--- TASK OBJECTIVE ---
Copy every line of the entries below word for word, leaving out the pictures.

[Labeled region entries]

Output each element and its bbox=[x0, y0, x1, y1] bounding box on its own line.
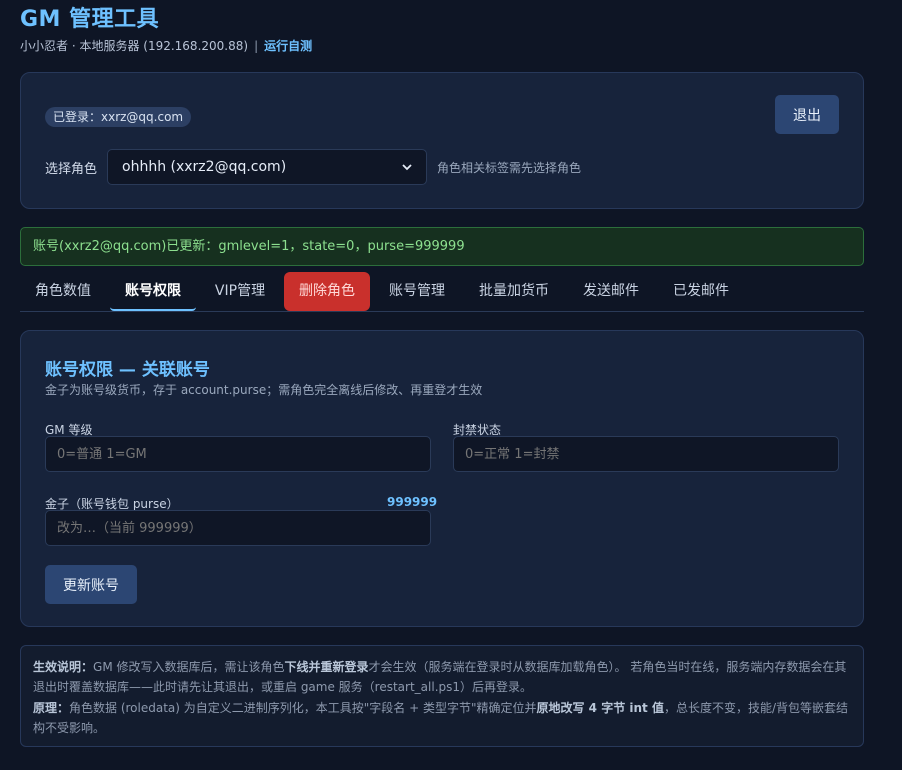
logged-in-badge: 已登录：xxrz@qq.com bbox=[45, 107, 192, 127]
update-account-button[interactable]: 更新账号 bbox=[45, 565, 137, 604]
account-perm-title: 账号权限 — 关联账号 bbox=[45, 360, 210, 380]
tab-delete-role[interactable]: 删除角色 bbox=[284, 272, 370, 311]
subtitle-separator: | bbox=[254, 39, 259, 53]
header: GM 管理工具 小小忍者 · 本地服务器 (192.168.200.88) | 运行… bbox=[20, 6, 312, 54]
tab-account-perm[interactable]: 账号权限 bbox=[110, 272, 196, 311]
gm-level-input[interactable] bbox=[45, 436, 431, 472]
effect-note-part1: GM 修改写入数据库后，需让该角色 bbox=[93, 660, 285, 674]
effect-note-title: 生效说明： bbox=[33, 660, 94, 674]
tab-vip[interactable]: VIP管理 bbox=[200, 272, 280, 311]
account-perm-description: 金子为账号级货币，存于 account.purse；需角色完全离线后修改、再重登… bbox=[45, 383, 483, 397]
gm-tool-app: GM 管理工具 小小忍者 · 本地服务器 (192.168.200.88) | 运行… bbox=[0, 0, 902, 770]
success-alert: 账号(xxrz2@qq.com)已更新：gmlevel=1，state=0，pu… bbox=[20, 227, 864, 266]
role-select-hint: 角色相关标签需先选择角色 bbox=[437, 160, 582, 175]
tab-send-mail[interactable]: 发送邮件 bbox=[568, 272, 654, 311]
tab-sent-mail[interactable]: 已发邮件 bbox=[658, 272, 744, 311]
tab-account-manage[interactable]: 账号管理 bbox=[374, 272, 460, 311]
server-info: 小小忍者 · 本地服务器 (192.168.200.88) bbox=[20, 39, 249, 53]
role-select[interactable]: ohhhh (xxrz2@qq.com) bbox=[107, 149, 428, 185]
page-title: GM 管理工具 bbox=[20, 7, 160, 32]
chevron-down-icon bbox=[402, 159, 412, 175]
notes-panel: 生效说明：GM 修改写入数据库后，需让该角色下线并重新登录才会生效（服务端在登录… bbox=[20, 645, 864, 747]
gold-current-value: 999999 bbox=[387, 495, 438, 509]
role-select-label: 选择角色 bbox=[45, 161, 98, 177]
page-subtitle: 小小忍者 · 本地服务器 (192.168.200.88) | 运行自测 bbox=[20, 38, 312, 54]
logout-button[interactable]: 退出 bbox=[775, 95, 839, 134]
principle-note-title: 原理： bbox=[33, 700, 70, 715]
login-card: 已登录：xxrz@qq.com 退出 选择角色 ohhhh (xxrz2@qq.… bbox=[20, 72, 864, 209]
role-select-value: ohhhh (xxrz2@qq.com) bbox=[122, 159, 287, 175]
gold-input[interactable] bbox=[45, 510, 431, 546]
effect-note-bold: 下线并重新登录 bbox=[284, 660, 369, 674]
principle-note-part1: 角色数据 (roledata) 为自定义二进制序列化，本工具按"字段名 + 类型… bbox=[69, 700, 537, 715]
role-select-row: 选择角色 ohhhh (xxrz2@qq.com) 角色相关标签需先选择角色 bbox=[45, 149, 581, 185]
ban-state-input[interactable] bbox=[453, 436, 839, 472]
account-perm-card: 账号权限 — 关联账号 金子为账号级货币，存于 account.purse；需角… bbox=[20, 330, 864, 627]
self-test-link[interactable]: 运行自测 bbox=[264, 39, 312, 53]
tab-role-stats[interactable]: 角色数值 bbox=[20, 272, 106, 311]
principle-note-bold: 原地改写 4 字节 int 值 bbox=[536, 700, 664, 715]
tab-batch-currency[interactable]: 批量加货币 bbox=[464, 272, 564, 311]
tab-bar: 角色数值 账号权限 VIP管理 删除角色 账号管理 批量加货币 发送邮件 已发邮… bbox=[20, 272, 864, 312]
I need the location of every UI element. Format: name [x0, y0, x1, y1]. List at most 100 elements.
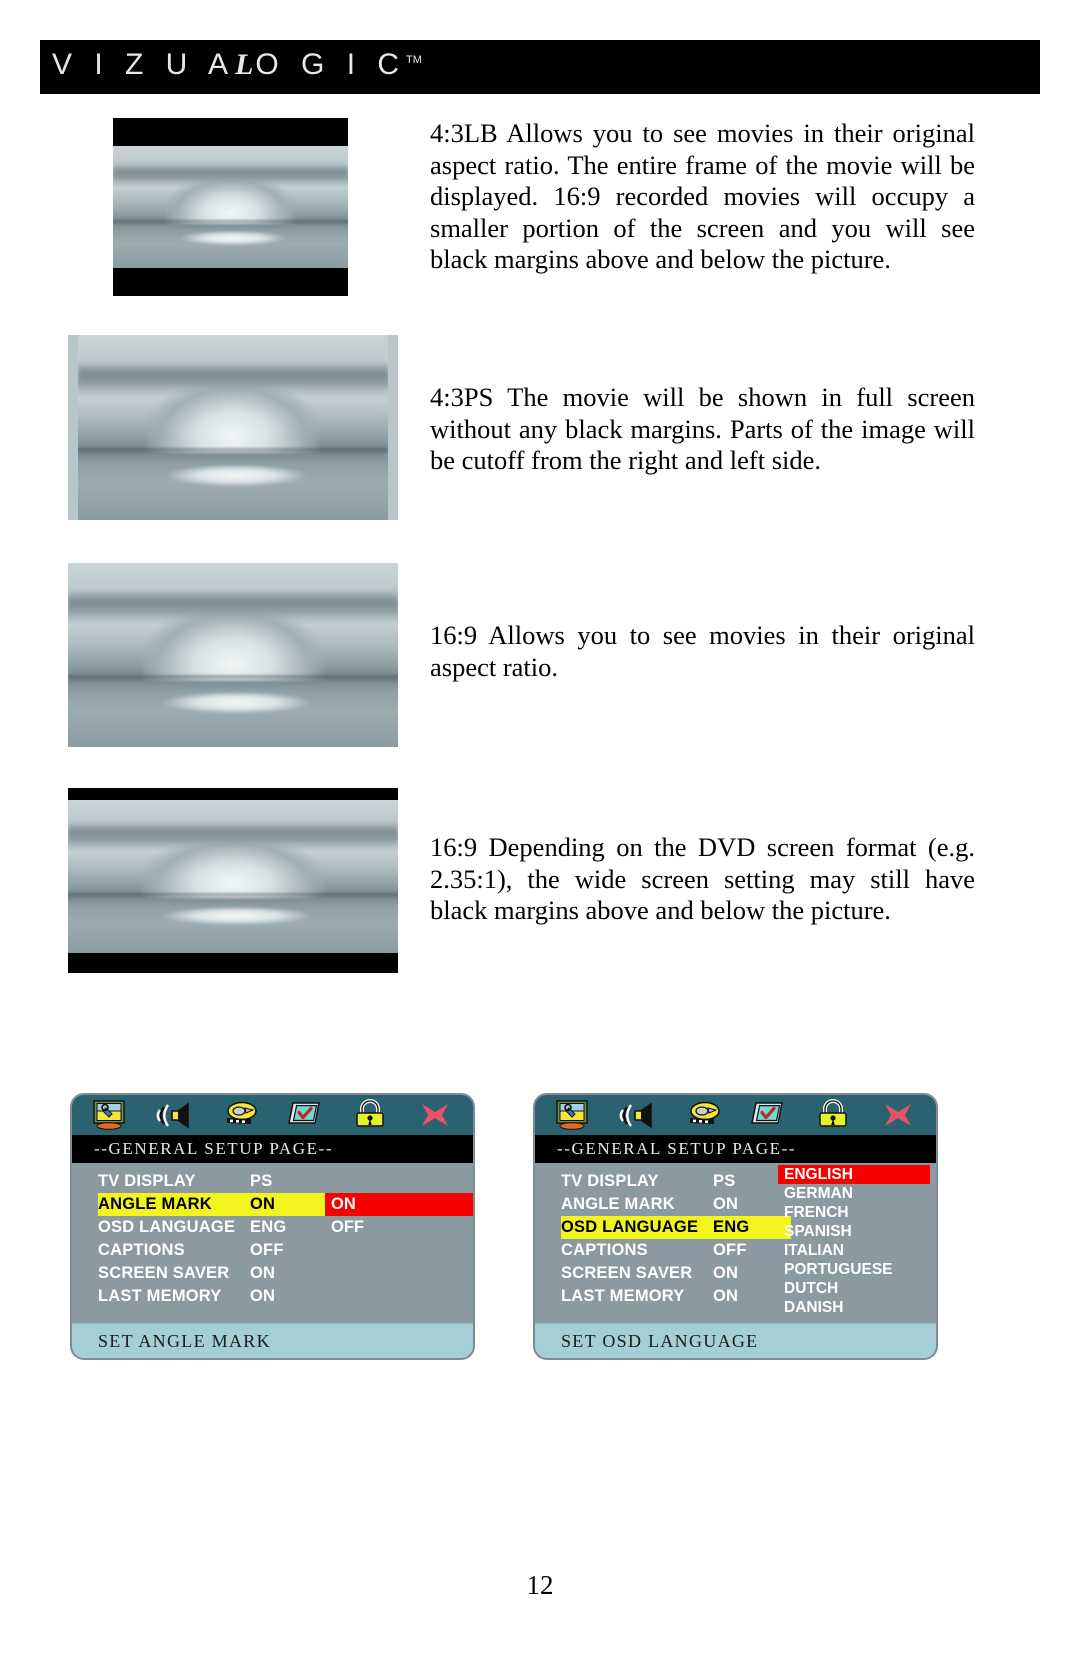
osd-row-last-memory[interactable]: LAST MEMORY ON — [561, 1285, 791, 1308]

--- PROBLEM SOLUTION ---
Output each element and its bbox=[x0, y0, x1, y1] bounding box on its own line.
logged-in-badge: 已登录：xxrz@qq.com bbox=[45, 107, 192, 127]
update-account-button[interactable]: 更新账号 bbox=[45, 565, 137, 604]
account-perm-title: 账号权限 — 关联账号 bbox=[45, 360, 210, 380]
tab-delete-role[interactable]: 删除角色 bbox=[284, 272, 370, 311]
subtitle-separator: | bbox=[254, 39, 259, 53]
header: GM 管理工具 小小忍者 · 本地服务器 (192.168.200.88) | 运行… bbox=[20, 6, 312, 54]
tab-account-perm[interactable]: 账号权限 bbox=[110, 272, 196, 311]
gm-level-input[interactable] bbox=[45, 436, 431, 472]
effect-note-part1: GM 修改写入数据库后，需让该角色 bbox=[93, 660, 285, 674]
effect-note-title: 生效说明： bbox=[33, 660, 94, 674]
tab-vip[interactable]: VIP管理 bbox=[200, 272, 280, 311]
account-perm-description: 金子为账号级货币，存于 account.purse；需角色完全离线后修改、再重登… bbox=[45, 383, 483, 397]
gm-tool-app: GM 管理工具 小小忍者 · 本地服务器 (192.168.200.88) | 运行… bbox=[0, 0, 902, 770]
success-alert: 账号(xxrz2@qq.com)已更新：gmlevel=1，state=0，pu… bbox=[20, 227, 864, 266]
role-select-hint: 角色相关标签需先选择角色 bbox=[437, 160, 582, 175]
tab-send-mail[interactable]: 发送邮件 bbox=[568, 272, 654, 311]
tab-sent-mail[interactable]: 已发邮件 bbox=[658, 272, 744, 311]
tab-account-manage[interactable]: 账号管理 bbox=[374, 272, 460, 311]
server-info: 小小忍者 · 本地服务器 (192.168.200.88) bbox=[20, 39, 249, 53]
role-select[interactable]: ohhhh (xxrz2@qq.com) bbox=[107, 149, 428, 185]
page-title: GM 管理工具 bbox=[20, 7, 160, 32]
chevron-down-icon bbox=[402, 159, 412, 175]
notes-panel: 生效说明：GM 修改写入数据库后，需让该角色下线并重新登录才会生效（服务端在登录… bbox=[20, 645, 864, 747]
gold-current-value: 999999 bbox=[387, 495, 438, 509]
role-select-label: 选择角色 bbox=[45, 161, 98, 177]
page-subtitle: 小小忍者 · 本地服务器 (192.168.200.88) | 运行自测 bbox=[20, 38, 312, 54]
logout-button[interactable]: 退出 bbox=[775, 95, 839, 134]
principle-note-title: 原理： bbox=[33, 700, 70, 715]
login-card: 已登录：xxrz@qq.com 退出 选择角色 ohhhh (xxrz2@qq.… bbox=[20, 72, 864, 209]
role-select-value: ohhhh (xxrz2@qq.com) bbox=[122, 159, 287, 175]
gold-input[interactable] bbox=[45, 510, 431, 546]
effect-note-bold: 下线并重新登录 bbox=[284, 660, 369, 674]
principle-note-part1: 角色数据 (roledata) 为自定义二进制序列化，本工具按"字段名 + 类型… bbox=[69, 700, 537, 715]
role-select-row: 选择角色 ohhhh (xxrz2@qq.com) 角色相关标签需先选择角色 bbox=[45, 149, 581, 185]
ban-state-input[interactable] bbox=[453, 436, 839, 472]
account-perm-card: 账号权限 — 关联账号 金子为账号级货币，存于 account.purse；需角… bbox=[20, 330, 864, 627]
self-test-link[interactable]: 运行自测 bbox=[264, 39, 312, 53]
tab-role-stats[interactable]: 角色数值 bbox=[20, 272, 106, 311]
principle-note-bold: 原地改写 4 字节 int 值 bbox=[536, 700, 664, 715]
tab-batch-currency[interactable]: 批量加货币 bbox=[464, 272, 564, 311]
tab-bar: 角色数值 账号权限 VIP管理 删除角色 账号管理 批量加货币 发送邮件 已发邮… bbox=[20, 272, 864, 312]
I need the location of every UI element. Format: name [x0, y0, x1, y1]. List at most 100 elements.
osd-row-last-memory[interactable]: LAST MEMORY ON — [561, 1285, 791, 1308]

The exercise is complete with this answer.